Box annotation data:
━━━━

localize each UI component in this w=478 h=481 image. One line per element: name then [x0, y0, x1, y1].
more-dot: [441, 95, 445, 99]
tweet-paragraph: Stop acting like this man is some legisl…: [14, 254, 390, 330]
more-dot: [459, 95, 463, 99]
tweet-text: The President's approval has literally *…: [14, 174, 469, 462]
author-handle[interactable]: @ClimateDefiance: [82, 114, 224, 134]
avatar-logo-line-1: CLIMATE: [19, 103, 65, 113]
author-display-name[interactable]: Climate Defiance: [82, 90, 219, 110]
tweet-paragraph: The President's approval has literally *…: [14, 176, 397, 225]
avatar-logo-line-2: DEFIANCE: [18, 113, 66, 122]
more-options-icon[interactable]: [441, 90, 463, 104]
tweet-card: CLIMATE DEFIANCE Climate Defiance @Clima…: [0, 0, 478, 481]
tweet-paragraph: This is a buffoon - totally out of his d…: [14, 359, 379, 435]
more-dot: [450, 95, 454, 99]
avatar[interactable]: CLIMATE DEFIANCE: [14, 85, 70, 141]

━━━━

Task to complete: Echo the entries from their first line through the line containing "more-dot: [450, 95, 454, 99]", both included.

Response:
localize each UI component in this w=478 h=481 image. One line per element: name then [x0, y0, x1, y1].
more-dot: [441, 95, 445, 99]
tweet-paragraph: Stop acting like this man is some legisl…: [14, 254, 390, 330]
more-dot: [459, 95, 463, 99]
tweet-text: The President's approval has literally *…: [14, 174, 469, 462]
author-handle[interactable]: @ClimateDefiance: [82, 114, 224, 134]
avatar-logo-line-1: CLIMATE: [19, 103, 65, 113]
author-display-name[interactable]: Climate Defiance: [82, 90, 219, 110]
tweet-paragraph: The President's approval has literally *…: [14, 176, 397, 225]
avatar-logo-line-2: DEFIANCE: [18, 113, 66, 122]
more-options-icon[interactable]: [441, 90, 463, 104]
tweet-card: CLIMATE DEFIANCE Climate Defiance @Clima…: [0, 0, 478, 481]
tweet-paragraph: This is a buffoon - totally out of his d…: [14, 359, 379, 435]
more-dot: [450, 95, 454, 99]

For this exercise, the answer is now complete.